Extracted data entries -
[Start]
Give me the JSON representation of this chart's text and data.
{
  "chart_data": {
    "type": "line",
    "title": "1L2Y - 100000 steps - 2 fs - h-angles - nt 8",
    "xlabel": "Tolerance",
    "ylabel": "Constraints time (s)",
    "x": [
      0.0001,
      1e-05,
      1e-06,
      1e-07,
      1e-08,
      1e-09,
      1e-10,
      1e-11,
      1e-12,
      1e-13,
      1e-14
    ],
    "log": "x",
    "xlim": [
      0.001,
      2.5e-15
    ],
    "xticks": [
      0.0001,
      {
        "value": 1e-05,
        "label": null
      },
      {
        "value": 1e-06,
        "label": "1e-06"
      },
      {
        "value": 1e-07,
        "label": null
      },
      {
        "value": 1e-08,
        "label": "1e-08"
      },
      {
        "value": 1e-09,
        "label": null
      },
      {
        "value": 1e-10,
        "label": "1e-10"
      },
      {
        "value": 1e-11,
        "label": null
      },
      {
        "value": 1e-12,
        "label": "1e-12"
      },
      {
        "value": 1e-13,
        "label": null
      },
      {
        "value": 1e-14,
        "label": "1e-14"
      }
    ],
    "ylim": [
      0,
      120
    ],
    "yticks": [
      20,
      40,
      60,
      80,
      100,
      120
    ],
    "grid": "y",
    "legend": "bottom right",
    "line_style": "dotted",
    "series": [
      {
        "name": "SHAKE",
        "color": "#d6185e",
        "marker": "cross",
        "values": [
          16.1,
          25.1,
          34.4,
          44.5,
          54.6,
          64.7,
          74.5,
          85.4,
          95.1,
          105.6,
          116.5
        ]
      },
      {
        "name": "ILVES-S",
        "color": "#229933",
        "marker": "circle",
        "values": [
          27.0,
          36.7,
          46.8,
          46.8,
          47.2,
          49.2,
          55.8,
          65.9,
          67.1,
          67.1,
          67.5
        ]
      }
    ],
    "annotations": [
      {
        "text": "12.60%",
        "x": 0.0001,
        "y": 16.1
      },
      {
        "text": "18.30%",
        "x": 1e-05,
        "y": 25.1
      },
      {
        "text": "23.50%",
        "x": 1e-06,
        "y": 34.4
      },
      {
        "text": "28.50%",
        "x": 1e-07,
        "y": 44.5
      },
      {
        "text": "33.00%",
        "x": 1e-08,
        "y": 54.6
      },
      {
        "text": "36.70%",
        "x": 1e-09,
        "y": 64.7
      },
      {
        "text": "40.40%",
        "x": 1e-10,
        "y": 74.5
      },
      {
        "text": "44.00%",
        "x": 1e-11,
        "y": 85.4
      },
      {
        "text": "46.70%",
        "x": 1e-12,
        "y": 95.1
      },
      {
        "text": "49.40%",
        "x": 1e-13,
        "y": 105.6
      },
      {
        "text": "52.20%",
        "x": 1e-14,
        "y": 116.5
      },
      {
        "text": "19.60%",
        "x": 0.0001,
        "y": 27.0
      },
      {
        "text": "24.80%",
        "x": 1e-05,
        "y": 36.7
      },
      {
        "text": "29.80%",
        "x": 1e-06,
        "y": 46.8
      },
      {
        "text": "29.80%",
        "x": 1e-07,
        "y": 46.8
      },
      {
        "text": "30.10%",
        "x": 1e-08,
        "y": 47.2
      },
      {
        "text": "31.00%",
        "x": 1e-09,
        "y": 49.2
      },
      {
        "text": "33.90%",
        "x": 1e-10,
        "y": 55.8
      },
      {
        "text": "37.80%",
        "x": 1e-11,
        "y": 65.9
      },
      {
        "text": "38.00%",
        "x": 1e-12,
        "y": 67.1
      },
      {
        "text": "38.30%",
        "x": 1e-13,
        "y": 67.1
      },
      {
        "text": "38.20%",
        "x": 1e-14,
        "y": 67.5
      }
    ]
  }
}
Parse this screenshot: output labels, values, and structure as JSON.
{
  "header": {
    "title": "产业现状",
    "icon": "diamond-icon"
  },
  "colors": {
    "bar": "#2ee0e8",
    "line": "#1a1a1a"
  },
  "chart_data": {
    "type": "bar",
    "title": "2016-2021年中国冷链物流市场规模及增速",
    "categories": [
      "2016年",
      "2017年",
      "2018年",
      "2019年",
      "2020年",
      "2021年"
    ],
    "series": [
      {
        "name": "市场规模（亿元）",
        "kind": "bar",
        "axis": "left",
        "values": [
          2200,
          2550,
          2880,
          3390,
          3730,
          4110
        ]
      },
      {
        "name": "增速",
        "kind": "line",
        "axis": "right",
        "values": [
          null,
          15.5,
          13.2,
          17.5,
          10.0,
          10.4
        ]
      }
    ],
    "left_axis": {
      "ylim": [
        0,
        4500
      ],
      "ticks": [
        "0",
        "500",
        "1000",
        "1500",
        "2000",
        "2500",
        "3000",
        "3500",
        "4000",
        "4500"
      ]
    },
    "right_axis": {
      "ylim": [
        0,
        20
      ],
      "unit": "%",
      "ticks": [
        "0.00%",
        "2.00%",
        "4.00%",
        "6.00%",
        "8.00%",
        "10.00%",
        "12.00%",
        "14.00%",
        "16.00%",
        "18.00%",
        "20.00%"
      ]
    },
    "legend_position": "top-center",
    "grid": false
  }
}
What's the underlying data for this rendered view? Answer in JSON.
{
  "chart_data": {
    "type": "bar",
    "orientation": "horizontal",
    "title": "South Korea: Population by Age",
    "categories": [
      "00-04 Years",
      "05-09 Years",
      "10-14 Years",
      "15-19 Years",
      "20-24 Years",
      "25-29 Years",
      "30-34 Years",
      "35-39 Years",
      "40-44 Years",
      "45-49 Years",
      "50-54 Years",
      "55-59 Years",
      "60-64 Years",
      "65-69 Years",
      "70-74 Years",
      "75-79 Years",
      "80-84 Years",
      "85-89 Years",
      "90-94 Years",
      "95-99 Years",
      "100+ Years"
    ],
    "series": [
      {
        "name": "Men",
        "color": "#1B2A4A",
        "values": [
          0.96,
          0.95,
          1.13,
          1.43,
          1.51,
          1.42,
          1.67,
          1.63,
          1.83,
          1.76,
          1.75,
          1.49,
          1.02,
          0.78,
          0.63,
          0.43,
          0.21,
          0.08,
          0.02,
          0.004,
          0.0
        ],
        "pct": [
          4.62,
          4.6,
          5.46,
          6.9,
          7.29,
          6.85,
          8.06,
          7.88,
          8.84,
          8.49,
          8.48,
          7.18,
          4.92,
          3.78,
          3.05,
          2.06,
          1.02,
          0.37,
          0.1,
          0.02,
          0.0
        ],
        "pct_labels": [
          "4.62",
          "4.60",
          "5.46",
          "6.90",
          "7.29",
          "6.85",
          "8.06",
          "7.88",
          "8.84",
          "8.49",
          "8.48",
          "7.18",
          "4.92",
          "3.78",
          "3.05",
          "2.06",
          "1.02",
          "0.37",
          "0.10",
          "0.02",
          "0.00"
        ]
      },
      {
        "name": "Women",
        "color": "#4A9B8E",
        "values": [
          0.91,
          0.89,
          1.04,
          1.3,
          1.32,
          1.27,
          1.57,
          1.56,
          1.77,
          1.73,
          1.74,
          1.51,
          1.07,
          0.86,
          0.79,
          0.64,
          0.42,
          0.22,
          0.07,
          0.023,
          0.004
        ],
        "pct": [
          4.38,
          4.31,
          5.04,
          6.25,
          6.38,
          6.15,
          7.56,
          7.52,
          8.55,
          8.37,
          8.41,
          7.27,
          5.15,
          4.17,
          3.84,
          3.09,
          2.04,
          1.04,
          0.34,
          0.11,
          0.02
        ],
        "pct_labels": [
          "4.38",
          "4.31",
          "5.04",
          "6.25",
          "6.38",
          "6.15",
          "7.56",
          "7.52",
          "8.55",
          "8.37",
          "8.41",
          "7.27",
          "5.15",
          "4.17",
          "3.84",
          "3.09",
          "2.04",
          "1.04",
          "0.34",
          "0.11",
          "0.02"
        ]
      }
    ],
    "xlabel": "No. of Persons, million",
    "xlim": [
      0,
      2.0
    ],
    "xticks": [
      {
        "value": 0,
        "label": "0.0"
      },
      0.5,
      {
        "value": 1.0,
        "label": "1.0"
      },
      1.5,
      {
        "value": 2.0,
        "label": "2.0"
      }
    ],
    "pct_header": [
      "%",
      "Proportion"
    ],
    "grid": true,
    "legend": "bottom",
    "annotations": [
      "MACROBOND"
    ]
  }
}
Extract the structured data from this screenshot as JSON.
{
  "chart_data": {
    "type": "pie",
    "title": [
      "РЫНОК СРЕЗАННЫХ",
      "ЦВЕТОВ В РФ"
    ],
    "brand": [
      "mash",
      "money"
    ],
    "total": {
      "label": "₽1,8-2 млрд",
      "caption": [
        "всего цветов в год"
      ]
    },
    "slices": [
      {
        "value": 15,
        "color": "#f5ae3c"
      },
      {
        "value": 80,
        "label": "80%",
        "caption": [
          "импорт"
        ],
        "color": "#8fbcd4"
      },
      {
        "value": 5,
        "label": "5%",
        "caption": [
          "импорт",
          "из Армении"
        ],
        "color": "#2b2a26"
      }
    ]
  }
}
[End]
Written instruction - Check each line of the records above for "screenshot", and copy those that have it.

Solution to this problem -
Parse this screenshot: output labels, values, and structure as JSON.
Extract the structured data from this screenshot as JSON.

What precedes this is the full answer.